(Saved entries)
---*---
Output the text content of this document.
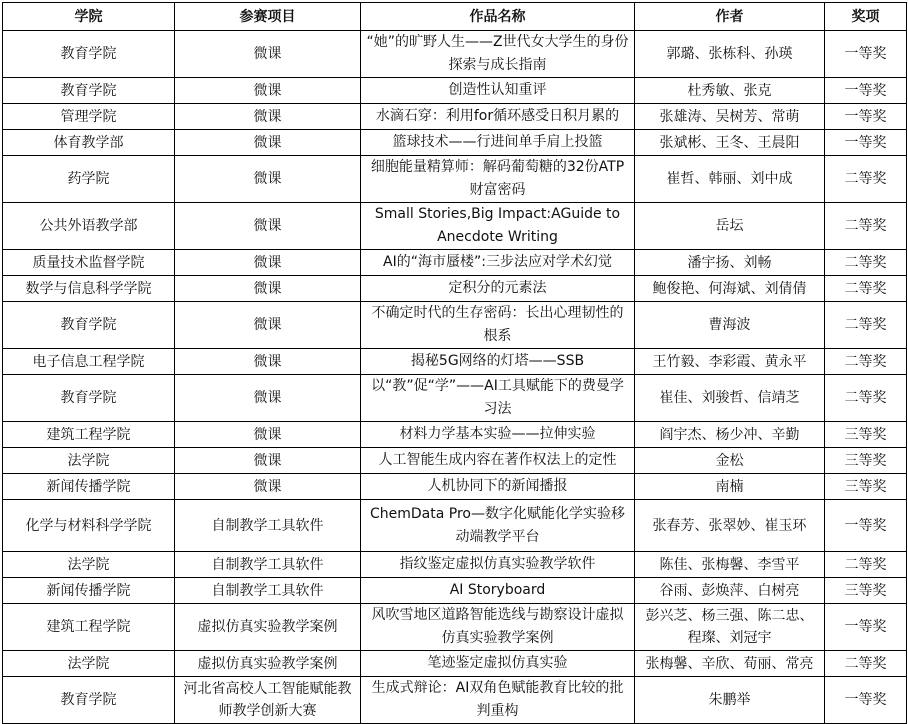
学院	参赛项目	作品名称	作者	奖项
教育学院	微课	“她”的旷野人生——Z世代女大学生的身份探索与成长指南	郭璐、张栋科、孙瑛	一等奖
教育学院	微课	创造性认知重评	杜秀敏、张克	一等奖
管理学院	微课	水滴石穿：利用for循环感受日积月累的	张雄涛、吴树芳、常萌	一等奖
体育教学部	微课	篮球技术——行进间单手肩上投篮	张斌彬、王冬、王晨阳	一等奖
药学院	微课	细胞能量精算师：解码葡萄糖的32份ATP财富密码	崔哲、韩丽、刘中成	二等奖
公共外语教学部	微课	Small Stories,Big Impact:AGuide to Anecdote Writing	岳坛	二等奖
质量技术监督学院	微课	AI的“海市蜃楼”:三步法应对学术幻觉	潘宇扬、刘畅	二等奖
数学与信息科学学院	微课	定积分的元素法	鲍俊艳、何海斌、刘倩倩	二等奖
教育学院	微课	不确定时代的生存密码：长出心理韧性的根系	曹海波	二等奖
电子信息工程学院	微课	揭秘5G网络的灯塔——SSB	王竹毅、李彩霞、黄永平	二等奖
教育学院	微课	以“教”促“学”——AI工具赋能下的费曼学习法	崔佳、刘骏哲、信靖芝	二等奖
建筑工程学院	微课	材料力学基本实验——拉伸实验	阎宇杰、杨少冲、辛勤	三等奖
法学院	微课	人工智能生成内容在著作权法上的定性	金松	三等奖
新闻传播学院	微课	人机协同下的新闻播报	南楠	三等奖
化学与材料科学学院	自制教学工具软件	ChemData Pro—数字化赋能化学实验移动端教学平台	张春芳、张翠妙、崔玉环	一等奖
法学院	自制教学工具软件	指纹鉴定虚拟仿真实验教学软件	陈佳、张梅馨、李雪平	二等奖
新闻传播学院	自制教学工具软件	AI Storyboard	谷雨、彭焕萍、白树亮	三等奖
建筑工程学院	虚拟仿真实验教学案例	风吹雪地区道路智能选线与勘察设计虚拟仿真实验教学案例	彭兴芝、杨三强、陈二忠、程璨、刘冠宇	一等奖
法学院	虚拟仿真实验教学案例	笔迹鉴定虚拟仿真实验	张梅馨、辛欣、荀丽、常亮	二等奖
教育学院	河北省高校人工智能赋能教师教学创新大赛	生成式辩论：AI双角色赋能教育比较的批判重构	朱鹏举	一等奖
---*---
● **What to do**:
Omit pictures; set down the rest of the material word for word.

● **Answer to this problem**:
Output the text content of this document.
学院	参赛项目	作品名称	作者	奖项
教育学院	微课	“她”的旷野人生——Z世代女大学生的身份探索与成长指南	郭璐、张栋科、孙瑛	一等奖
教育学院	微课	创造性认知重评	杜秀敏、张克	一等奖
管理学院	微课	水滴石穿：利用for循环感受日积月累的	张雄涛、吴树芳、常萌	一等奖
体育教学部	微课	篮球技术——行进间单手肩上投篮	张斌彬、王冬、王晨阳	一等奖
药学院	微课	细胞能量精算师：解码葡萄糖的32份ATP财富密码	崔哲、韩丽、刘中成	二等奖
公共外语教学部	微课	Small Stories,Big Impact:AGuide to Anecdote Writing	岳坛	二等奖
质量技术监督学院	微课	AI的“海市蜃楼”:三步法应对学术幻觉	潘宇扬、刘畅	二等奖
数学与信息科学学院	微课	定积分的元素法	鲍俊艳、何海斌、刘倩倩	二等奖
教育学院	微课	不确定时代的生存密码：长出心理韧性的根系	曹海波	二等奖
电子信息工程学院	微课	揭秘5G网络的灯塔——SSB	王竹毅、李彩霞、黄永平	二等奖
教育学院	微课	以“教”促“学”——AI工具赋能下的费曼学习法	崔佳、刘骏哲、信靖芝	二等奖
建筑工程学院	微课	材料力学基本实验——拉伸实验	阎宇杰、杨少冲、辛勤	三等奖
法学院	微课	人工智能生成内容在著作权法上的定性	金松	三等奖
新闻传播学院	微课	人机协同下的新闻播报	南楠	三等奖
化学与材料科学学院	自制教学工具软件	ChemData Pro—数字化赋能化学实验移动端教学平台	张春芳、张翠妙、崔玉环	一等奖
法学院	自制教学工具软件	指纹鉴定虚拟仿真实验教学软件	陈佳、张梅馨、李雪平	二等奖
新闻传播学院	自制教学工具软件	AI Storyboard	谷雨、彭焕萍、白树亮	三等奖
建筑工程学院	虚拟仿真实验教学案例	风吹雪地区道路智能选线与勘察设计虚拟仿真实验教学案例	彭兴芝、杨三强、陈二忠、程璨、刘冠宇	一等奖
法学院	虚拟仿真实验教学案例	笔迹鉴定虚拟仿真实验	张梅馨、辛欣、荀丽、常亮	二等奖
教育学院	河北省高校人工智能赋能教师教学创新大赛	生成式辩论：AI双角色赋能教育比较的批判重构	朱鹏举	一等奖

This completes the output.